--- Records for the exercise ---

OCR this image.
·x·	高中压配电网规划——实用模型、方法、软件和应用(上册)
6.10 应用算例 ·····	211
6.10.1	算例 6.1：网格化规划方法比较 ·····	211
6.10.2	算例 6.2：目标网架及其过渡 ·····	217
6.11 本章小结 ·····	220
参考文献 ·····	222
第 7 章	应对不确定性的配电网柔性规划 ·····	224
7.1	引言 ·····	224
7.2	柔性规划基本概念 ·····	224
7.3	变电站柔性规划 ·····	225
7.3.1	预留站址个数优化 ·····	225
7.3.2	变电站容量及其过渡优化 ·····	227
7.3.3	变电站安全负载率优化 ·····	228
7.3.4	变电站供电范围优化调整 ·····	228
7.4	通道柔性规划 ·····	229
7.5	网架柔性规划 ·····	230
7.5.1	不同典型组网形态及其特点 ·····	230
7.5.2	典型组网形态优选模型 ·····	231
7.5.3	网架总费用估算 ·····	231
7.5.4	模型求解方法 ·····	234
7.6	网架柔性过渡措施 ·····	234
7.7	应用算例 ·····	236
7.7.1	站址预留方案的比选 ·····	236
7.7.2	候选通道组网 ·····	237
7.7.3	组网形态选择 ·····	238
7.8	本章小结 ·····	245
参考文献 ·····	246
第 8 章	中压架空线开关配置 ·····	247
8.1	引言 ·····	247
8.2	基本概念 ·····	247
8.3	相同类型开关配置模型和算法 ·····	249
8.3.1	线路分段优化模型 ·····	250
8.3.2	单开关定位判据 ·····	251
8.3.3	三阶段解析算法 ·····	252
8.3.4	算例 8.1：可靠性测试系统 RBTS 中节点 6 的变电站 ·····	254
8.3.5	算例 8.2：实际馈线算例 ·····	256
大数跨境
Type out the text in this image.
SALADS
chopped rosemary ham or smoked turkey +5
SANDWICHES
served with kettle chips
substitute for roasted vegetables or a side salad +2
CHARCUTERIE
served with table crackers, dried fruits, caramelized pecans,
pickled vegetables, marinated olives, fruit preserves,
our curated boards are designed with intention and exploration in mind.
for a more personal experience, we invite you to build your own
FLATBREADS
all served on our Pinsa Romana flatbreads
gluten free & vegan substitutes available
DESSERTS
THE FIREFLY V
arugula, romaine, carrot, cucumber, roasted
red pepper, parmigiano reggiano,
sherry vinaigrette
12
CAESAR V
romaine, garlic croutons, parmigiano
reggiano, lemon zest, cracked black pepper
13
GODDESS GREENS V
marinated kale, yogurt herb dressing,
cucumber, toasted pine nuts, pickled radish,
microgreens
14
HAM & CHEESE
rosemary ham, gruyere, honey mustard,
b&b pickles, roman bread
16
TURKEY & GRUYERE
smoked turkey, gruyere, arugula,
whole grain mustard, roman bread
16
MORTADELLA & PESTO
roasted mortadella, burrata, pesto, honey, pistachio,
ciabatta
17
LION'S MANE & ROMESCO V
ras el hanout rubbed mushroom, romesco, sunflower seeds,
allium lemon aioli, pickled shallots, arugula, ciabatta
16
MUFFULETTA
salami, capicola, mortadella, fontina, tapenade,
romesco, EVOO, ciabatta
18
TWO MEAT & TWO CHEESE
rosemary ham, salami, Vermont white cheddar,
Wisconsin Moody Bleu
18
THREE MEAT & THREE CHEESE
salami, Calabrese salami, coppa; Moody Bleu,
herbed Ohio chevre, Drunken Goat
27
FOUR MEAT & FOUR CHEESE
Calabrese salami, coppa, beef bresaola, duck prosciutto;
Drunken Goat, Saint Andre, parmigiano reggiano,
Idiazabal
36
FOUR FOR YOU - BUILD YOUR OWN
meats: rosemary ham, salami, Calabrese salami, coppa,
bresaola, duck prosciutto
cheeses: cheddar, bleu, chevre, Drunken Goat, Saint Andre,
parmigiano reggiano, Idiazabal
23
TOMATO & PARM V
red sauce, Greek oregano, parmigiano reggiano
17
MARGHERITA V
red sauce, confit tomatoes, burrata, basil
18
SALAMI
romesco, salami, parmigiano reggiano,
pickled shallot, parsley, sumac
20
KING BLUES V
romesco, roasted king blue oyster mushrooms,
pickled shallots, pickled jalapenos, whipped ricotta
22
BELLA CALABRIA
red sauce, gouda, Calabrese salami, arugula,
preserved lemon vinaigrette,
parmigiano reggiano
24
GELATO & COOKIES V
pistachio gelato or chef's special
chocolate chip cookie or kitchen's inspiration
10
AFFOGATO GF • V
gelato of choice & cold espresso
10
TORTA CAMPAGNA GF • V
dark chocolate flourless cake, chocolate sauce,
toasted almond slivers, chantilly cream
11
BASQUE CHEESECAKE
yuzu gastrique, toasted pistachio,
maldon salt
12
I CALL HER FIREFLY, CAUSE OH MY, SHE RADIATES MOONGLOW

---

**What you need to do:** Send back every record, precisely as written.

**Right answer:**
OCR this image.
·x·	高中压配电网规划——实用模型、方法、软件和应用(上册)
6.10 应用算例 ·····	211
6.10.1	算例 6.1：网格化规划方法比较 ·····	211
6.10.2	算例 6.2：目标网架及其过渡 ·····	217
6.11 本章小结 ·····	220
参考文献 ·····	222
第 7 章	应对不确定性的配电网柔性规划 ·····	224
7.1	引言 ·····	224
7.2	柔性规划基本概念 ·····	224
7.3	变电站柔性规划 ·····	225
7.3.1	预留站址个数优化 ·····	225
7.3.2	变电站容量及其过渡优化 ·····	227
7.3.3	变电站安全负载率优化 ·····	228
7.3.4	变电站供电范围优化调整 ·····	228
7.4	通道柔性规划 ·····	229
7.5	网架柔性规划 ·····	230
7.5.1	不同典型组网形态及其特点 ·····	230
7.5.2	典型组网形态优选模型 ·····	231
7.5.3	网架总费用估算 ·····	231
7.5.4	模型求解方法 ·····	234
7.6	网架柔性过渡措施 ·····	234
7.7	应用算例 ·····	236
7.7.1	站址预留方案的比选 ·····	236
7.7.2	候选通道组网 ·····	237
7.7.3	组网形态选择 ·····	238
7.8	本章小结 ·····	245
参考文献 ·····	246
第 8 章	中压架空线开关配置 ·····	247
8.1	引言 ·····	247
8.2	基本概念 ·····	247
8.3	相同类型开关配置模型和算法 ·····	249
8.3.1	线路分段优化模型 ·····	250
8.3.2	单开关定位判据 ·····	251
8.3.3	三阶段解析算法 ·····	252
8.3.4	算例 8.1：可靠性测试系统 RBTS 中节点 6 的变电站 ·····	254
8.3.5	算例 8.2：实际馈线算例 ·····	256
大数跨境
Type out the text in this image.
SALADS
chopped rosemary ham or smoked turkey +5
SANDWICHES
served with kettle chips
substitute for roasted vegetables or a side salad +2
CHARCUTERIE
served with table crackers, dried fruits, caramelized pecans,
pickled vegetables, marinated olives, fruit preserves,
our curated boards are designed with intention and exploration in mind.
for a more personal experience, we invite you to build your own
FLATBREADS
all served on our Pinsa Romana flatbreads
gluten free & vegan substitutes available
DESSERTS
THE FIREFLY V
arugula, romaine, carrot, cucumber, roasted
red pepper, parmigiano reggiano,
sherry vinaigrette
12
CAESAR V
romaine, garlic croutons, parmigiano
reggiano, lemon zest, cracked black pepper
13
GODDESS GREENS V
marinated kale, yogurt herb dressing,
cucumber, toasted pine nuts, pickled radish,
microgreens
14
HAM & CHEESE
rosemary ham, gruyere, honey mustard,
b&b pickles, roman bread
16
TURKEY & GRUYERE
smoked turkey, gruyere, arugula,
whole grain mustard, roman bread
16
MORTADELLA & PESTO
roasted mortadella, burrata, pesto, honey, pistachio,
ciabatta
17
LION'S MANE & ROMESCO V
ras el hanout rubbed mushroom, romesco, sunflower seeds,
allium lemon aioli, pickled shallots, arugula, ciabatta
16
MUFFULETTA
salami, capicola, mortadella, fontina, tapenade,
romesco, EVOO, ciabatta
18
TWO MEAT & TWO CHEESE
rosemary ham, salami, Vermont white cheddar,
Wisconsin Moody Bleu
18
THREE MEAT & THREE CHEESE
salami, Calabrese salami, coppa; Moody Bleu,
herbed Ohio chevre, Drunken Goat
27
FOUR MEAT & FOUR CHEESE
Calabrese salami, coppa, beef bresaola, duck prosciutto;
Drunken Goat, Saint Andre, parmigiano reggiano,
Idiazabal
36
FOUR FOR YOU - BUILD YOUR OWN
meats: rosemary ham, salami, Calabrese salami, coppa,
bresaola, duck prosciutto
cheeses: cheddar, bleu, chevre, Drunken Goat, Saint Andre,
parmigiano reggiano, Idiazabal
23
TOMATO & PARM V
red sauce, Greek oregano, parmigiano reggiano
17
MARGHERITA V
red sauce, confit tomatoes, burrata, basil
18
SALAMI
romesco, salami, parmigiano reggiano,
pickled shallot, parsley, sumac
20
KING BLUES V
romesco, roasted king blue oyster mushrooms,
pickled shallots, pickled jalapenos, whipped ricotta
22
BELLA CALABRIA
red sauce, gouda, Calabrese salami, arugula,
preserved lemon vinaigrette,
parmigiano reggiano
24
GELATO & COOKIES V
pistachio gelato or chef's special
chocolate chip cookie or kitchen's inspiration
10
AFFOGATO GF • V
gelato of choice & cold espresso
10
TORTA CAMPAGNA GF • V
dark chocolate flourless cake, chocolate sauce,
toasted almond slivers, chantilly cream
11
BASQUE CHEESECAKE
yuzu gastrique, toasted pistachio,
maldon salt
12
I CALL HER FIREFLY, CAUSE OH MY, SHE RADIATES MOONGLOW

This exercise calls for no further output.